Data supplied
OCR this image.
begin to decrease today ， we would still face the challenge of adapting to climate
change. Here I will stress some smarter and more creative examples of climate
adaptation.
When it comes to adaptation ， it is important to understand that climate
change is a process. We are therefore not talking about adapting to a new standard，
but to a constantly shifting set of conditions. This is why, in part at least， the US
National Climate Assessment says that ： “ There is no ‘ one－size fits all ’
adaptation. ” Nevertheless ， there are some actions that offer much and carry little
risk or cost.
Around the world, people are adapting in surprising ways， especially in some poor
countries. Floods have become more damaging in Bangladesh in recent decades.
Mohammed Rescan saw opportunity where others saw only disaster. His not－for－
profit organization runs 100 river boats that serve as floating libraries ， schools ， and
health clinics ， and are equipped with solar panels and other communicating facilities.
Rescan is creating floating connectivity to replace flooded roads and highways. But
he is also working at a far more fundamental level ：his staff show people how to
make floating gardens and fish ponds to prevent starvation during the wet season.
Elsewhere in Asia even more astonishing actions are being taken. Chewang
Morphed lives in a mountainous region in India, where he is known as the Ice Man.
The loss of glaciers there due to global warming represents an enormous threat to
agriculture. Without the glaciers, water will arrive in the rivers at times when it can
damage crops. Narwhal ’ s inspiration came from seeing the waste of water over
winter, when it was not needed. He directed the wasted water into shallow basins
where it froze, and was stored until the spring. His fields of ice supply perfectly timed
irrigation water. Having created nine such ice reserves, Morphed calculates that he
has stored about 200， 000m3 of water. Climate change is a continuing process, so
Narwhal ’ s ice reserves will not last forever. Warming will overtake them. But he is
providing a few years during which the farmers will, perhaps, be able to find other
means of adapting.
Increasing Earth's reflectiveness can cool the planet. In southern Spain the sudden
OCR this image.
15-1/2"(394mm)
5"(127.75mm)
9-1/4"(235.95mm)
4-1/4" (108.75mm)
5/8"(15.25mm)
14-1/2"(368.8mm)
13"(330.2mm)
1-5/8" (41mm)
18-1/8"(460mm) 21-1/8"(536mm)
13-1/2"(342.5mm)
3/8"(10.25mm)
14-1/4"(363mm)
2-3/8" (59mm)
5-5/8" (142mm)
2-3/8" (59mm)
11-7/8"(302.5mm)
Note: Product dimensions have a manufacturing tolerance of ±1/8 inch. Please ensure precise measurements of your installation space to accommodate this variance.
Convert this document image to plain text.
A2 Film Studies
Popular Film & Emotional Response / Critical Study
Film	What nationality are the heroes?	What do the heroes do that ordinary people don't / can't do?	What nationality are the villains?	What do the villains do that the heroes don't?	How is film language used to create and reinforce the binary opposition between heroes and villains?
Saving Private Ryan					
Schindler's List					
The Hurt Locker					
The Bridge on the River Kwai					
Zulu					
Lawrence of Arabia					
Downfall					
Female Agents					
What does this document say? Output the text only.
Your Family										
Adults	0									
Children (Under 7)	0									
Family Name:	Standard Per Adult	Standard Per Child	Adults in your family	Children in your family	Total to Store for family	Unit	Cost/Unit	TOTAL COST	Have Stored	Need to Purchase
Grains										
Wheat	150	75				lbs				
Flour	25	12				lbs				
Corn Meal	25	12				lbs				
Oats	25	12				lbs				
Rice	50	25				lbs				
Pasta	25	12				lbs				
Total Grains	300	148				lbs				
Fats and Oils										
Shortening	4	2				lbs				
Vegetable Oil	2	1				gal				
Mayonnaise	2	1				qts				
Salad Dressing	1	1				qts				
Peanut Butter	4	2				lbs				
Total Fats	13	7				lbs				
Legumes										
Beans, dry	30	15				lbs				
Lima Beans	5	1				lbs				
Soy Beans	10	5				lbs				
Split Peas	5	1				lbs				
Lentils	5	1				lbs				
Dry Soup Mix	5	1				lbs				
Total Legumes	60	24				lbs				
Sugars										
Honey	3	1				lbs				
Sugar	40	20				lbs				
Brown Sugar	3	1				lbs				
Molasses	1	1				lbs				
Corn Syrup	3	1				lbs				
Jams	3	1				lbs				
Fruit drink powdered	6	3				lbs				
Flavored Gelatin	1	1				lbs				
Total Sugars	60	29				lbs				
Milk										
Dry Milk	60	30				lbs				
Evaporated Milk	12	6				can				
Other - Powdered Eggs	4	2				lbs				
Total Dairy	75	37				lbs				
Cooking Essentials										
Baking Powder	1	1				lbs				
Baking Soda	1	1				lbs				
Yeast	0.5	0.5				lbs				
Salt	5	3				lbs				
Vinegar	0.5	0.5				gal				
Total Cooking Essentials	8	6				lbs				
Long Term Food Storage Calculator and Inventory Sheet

Written exercise
Extract all of the data shown above and repeat it verbatim.

Exercise answer
OCR this image.
begin to decrease today ， we would still face the challenge of adapting to climate
change. Here I will stress some smarter and more creative examples of climate
adaptation.
When it comes to adaptation ， it is important to understand that climate
change is a process. We are therefore not talking about adapting to a new standard，
but to a constantly shifting set of conditions. This is why, in part at least， the US
National Climate Assessment says that ： “ There is no ‘ one－size fits all ’
adaptation. ” Nevertheless ， there are some actions that offer much and carry little
risk or cost.
Around the world, people are adapting in surprising ways， especially in some poor
countries. Floods have become more damaging in Bangladesh in recent decades.
Mohammed Rescan saw opportunity where others saw only disaster. His not－for－
profit organization runs 100 river boats that serve as floating libraries ， schools ， and
health clinics ， and are equipped with solar panels and other communicating facilities.
Rescan is creating floating connectivity to replace flooded roads and highways. But
he is also working at a far more fundamental level ：his staff show people how to
make floating gardens and fish ponds to prevent starvation during the wet season.
Elsewhere in Asia even more astonishing actions are being taken. Chewang
Morphed lives in a mountainous region in India, where he is known as the Ice Man.
The loss of glaciers there due to global warming represents an enormous threat to
agriculture. Without the glaciers, water will arrive in the rivers at times when it can
damage crops. Narwhal ’ s inspiration came from seeing the waste of water over
winter, when it was not needed. He directed the wasted water into shallow basins
where it froze, and was stored until the spring. His fields of ice supply perfectly timed
irrigation water. Having created nine such ice reserves, Morphed calculates that he
has stored about 200， 000m3 of water. Climate change is a continuing process, so
Narwhal ’ s ice reserves will not last forever. Warming will overtake them. But he is
providing a few years during which the farmers will, perhaps, be able to find other
means of adapting.
Increasing Earth's reflectiveness can cool the planet. In southern Spain the sudden
OCR this image.
15-1/2"(394mm)
5"(127.75mm)
9-1/4"(235.95mm)
4-1/4" (108.75mm)
5/8"(15.25mm)
14-1/2"(368.8mm)
13"(330.2mm)
1-5/8" (41mm)
18-1/8"(460mm) 21-1/8"(536mm)
13-1/2"(342.5mm)
3/8"(10.25mm)
14-1/4"(363mm)
2-3/8" (59mm)
5-5/8" (142mm)
2-3/8" (59mm)
11-7/8"(302.5mm)
Note: Product dimensions have a manufacturing tolerance of ±1/8 inch. Please ensure precise measurements of your installation space to accommodate this variance.
Convert this document image to plain text.
A2 Film Studies
Popular Film & Emotional Response / Critical Study
Film	What nationality are the heroes?	What do the heroes do that ordinary people don't / can't do?	What nationality are the villains?	What do the villains do that the heroes don't?	How is film language used to create and reinforce the binary opposition between heroes and villains?
Saving Private Ryan					
Schindler's List					
The Hurt Locker					
The Bridge on the River Kwai					
Zulu					
Lawrence of Arabia					
Downfall					
Female Agents					
What does this document say? Output the text only.
Your Family										
Adults	0									
Children (Under 7)	0									
Family Name:	Standard Per Adult	Standard Per Child	Adults in your family	Children in your family	Total to Store for family	Unit	Cost/Unit	TOTAL COST	Have Stored	Need to Purchase
Grains										
Wheat	150	75				lbs				
Flour	25	12				lbs				
Corn Meal	25	12				lbs				
Oats	25	12				lbs				
Rice	50	25				lbs				
Pasta	25	12				lbs				
Total Grains	300	148				lbs				
Fats and Oils										
Shortening	4	2				lbs				
Vegetable Oil	2	1				gal				
Mayonnaise	2	1				qts				
Salad Dressing	1	1				qts				
Peanut Butter	4	2				lbs				
Total Fats	13	7				lbs				
Legumes										
Beans, dry	30	15				lbs				
Lima Beans	5	1				lbs				
Soy Beans	10	5				lbs				
Split Peas	5	1				lbs				
Lentils	5	1				lbs				
Dry Soup Mix	5	1				lbs				
Total Legumes	60	24				lbs				
Sugars										
Honey	3	1				lbs				
Sugar	40	20				lbs				
Brown Sugar	3	1				lbs				
Molasses	1	1				lbs				
Corn Syrup	3	1				lbs				
Jams	3	1				lbs				
Fruit drink powdered	6	3				lbs				
Flavored Gelatin	1	1				lbs				
Total Sugars	60	29				lbs				
Milk										
Dry Milk	60	30				lbs				
Evaporated Milk	12	6				can				
Other - Powdered Eggs	4	2				lbs				
Total Dairy	75	37				lbs				
Cooking Essentials										
Baking Powder	1	1				lbs				
Baking Soda	1	1				lbs				
Yeast	0.5	0.5				lbs				
Salt	5	3				lbs				
Vinegar	0.5	0.5				gal				
Total Cooking Essentials	8	6				lbs				
Long Term Food Storage Calculator and Inventory Sheet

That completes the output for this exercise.